= Your task =
Pictures in the records should not be copied, but every other part must be repeated exactly.

= Records for the exercise =
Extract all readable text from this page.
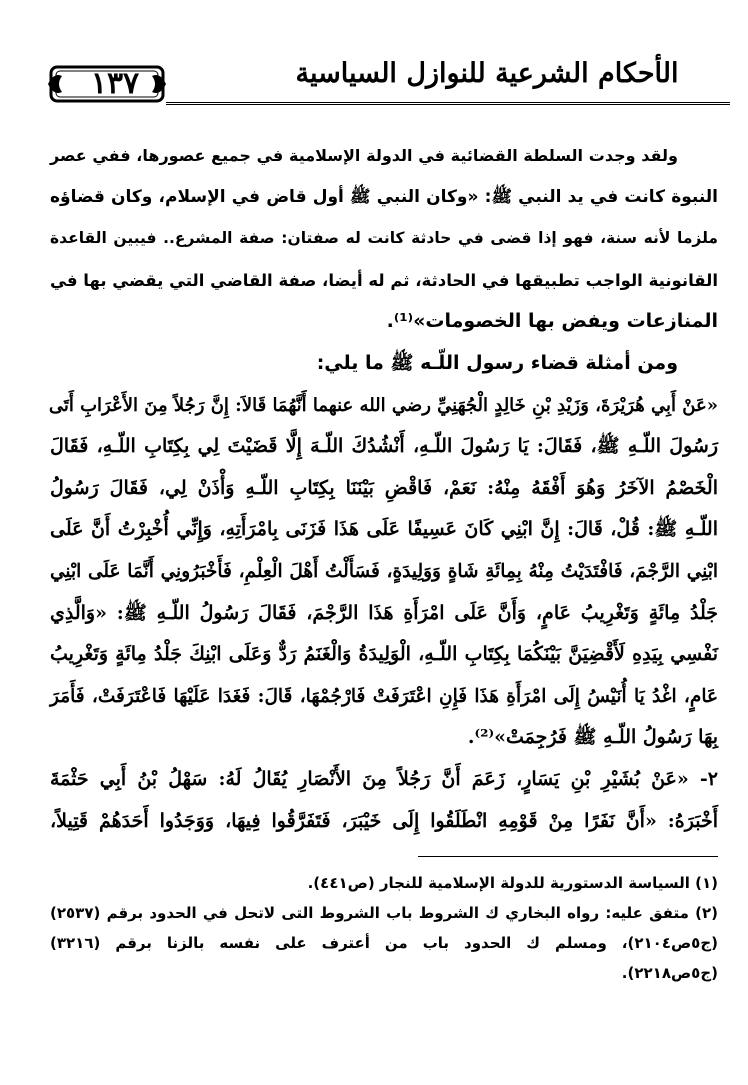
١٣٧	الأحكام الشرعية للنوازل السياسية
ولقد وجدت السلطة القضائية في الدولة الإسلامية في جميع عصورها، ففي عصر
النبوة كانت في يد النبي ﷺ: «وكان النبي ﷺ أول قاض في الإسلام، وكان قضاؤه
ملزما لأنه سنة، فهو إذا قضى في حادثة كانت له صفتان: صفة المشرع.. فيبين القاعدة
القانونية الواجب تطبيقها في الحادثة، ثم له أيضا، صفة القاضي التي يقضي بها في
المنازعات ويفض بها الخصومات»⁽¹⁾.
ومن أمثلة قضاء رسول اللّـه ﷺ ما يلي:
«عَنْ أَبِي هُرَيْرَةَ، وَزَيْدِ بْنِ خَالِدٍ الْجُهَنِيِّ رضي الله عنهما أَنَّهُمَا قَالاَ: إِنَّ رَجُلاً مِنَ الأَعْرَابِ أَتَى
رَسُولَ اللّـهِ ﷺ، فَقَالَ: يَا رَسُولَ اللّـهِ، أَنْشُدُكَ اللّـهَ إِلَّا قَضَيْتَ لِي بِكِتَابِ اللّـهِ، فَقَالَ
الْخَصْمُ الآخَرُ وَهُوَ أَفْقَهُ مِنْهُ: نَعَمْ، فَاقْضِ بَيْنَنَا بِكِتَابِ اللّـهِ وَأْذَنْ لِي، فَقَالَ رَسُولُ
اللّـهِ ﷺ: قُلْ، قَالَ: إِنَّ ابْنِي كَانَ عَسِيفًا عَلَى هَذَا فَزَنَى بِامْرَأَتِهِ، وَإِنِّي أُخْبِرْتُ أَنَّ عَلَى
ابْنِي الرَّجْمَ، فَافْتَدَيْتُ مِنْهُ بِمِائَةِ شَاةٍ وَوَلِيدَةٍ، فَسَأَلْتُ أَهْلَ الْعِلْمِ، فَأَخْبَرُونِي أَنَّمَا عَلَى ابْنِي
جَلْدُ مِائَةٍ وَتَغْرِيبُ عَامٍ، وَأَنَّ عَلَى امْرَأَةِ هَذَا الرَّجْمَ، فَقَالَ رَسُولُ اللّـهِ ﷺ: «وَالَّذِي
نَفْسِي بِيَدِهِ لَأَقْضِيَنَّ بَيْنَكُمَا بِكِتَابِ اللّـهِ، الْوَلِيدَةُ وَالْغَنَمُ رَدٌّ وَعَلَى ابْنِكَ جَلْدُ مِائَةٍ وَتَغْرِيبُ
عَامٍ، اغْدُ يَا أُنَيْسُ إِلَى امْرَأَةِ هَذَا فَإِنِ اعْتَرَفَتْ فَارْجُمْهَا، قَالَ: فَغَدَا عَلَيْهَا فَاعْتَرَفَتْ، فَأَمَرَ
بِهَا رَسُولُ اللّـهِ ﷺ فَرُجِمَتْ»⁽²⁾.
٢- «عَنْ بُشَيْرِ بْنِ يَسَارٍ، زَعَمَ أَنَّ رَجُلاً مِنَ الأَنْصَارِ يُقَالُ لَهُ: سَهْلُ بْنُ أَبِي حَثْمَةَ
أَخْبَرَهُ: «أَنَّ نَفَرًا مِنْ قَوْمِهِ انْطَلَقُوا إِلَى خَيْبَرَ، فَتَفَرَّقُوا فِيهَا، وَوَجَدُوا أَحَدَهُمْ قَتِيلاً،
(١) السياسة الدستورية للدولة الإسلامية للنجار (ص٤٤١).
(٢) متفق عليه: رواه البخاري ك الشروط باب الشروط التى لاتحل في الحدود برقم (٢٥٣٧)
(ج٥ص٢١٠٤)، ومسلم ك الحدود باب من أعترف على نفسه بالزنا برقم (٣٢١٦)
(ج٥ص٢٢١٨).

= Exercise answer =
Extract all readable text from this page.
١٣٧	الأحكام الشرعية للنوازل السياسية
ولقد وجدت السلطة القضائية في الدولة الإسلامية في جميع عصورها، ففي عصر
النبوة كانت في يد النبي ﷺ: «وكان النبي ﷺ أول قاض في الإسلام، وكان قضاؤه
ملزما لأنه سنة، فهو إذا قضى في حادثة كانت له صفتان: صفة المشرع.. فيبين القاعدة
القانونية الواجب تطبيقها في الحادثة، ثم له أيضا، صفة القاضي التي يقضي بها في
المنازعات ويفض بها الخصومات»⁽¹⁾.
ومن أمثلة قضاء رسول اللّـه ﷺ ما يلي:
«عَنْ أَبِي هُرَيْرَةَ، وَزَيْدِ بْنِ خَالِدٍ الْجُهَنِيِّ رضي الله عنهما أَنَّهُمَا قَالاَ: إِنَّ رَجُلاً مِنَ الأَعْرَابِ أَتَى
رَسُولَ اللّـهِ ﷺ، فَقَالَ: يَا رَسُولَ اللّـهِ، أَنْشُدُكَ اللّـهَ إِلَّا قَضَيْتَ لِي بِكِتَابِ اللّـهِ، فَقَالَ
الْخَصْمُ الآخَرُ وَهُوَ أَفْقَهُ مِنْهُ: نَعَمْ، فَاقْضِ بَيْنَنَا بِكِتَابِ اللّـهِ وَأْذَنْ لِي، فَقَالَ رَسُولُ
اللّـهِ ﷺ: قُلْ، قَالَ: إِنَّ ابْنِي كَانَ عَسِيفًا عَلَى هَذَا فَزَنَى بِامْرَأَتِهِ، وَإِنِّي أُخْبِرْتُ أَنَّ عَلَى
ابْنِي الرَّجْمَ، فَافْتَدَيْتُ مِنْهُ بِمِائَةِ شَاةٍ وَوَلِيدَةٍ، فَسَأَلْتُ أَهْلَ الْعِلْمِ، فَأَخْبَرُونِي أَنَّمَا عَلَى ابْنِي
جَلْدُ مِائَةٍ وَتَغْرِيبُ عَامٍ، وَأَنَّ عَلَى امْرَأَةِ هَذَا الرَّجْمَ، فَقَالَ رَسُولُ اللّـهِ ﷺ: «وَالَّذِي
نَفْسِي بِيَدِهِ لَأَقْضِيَنَّ بَيْنَكُمَا بِكِتَابِ اللّـهِ، الْوَلِيدَةُ وَالْغَنَمُ رَدٌّ وَعَلَى ابْنِكَ جَلْدُ مِائَةٍ وَتَغْرِيبُ
عَامٍ، اغْدُ يَا أُنَيْسُ إِلَى امْرَأَةِ هَذَا فَإِنِ اعْتَرَفَتْ فَارْجُمْهَا، قَالَ: فَغَدَا عَلَيْهَا فَاعْتَرَفَتْ، فَأَمَرَ
بِهَا رَسُولُ اللّـهِ ﷺ فَرُجِمَتْ»⁽²⁾.
٢- «عَنْ بُشَيْرِ بْنِ يَسَارٍ، زَعَمَ أَنَّ رَجُلاً مِنَ الأَنْصَارِ يُقَالُ لَهُ: سَهْلُ بْنُ أَبِي حَثْمَةَ
أَخْبَرَهُ: «أَنَّ نَفَرًا مِنْ قَوْمِهِ انْطَلَقُوا إِلَى خَيْبَرَ، فَتَفَرَّقُوا فِيهَا، وَوَجَدُوا أَحَدَهُمْ قَتِيلاً،
(١) السياسة الدستورية للدولة الإسلامية للنجار (ص٤٤١).
(٢) متفق عليه: رواه البخاري ك الشروط باب الشروط التى لاتحل في الحدود برقم (٢٥٣٧)
(ج٥ص٢١٠٤)، ومسلم ك الحدود باب من أعترف على نفسه بالزنا برقم (٣٢١٦)
(ج٥ص٢٢١٨).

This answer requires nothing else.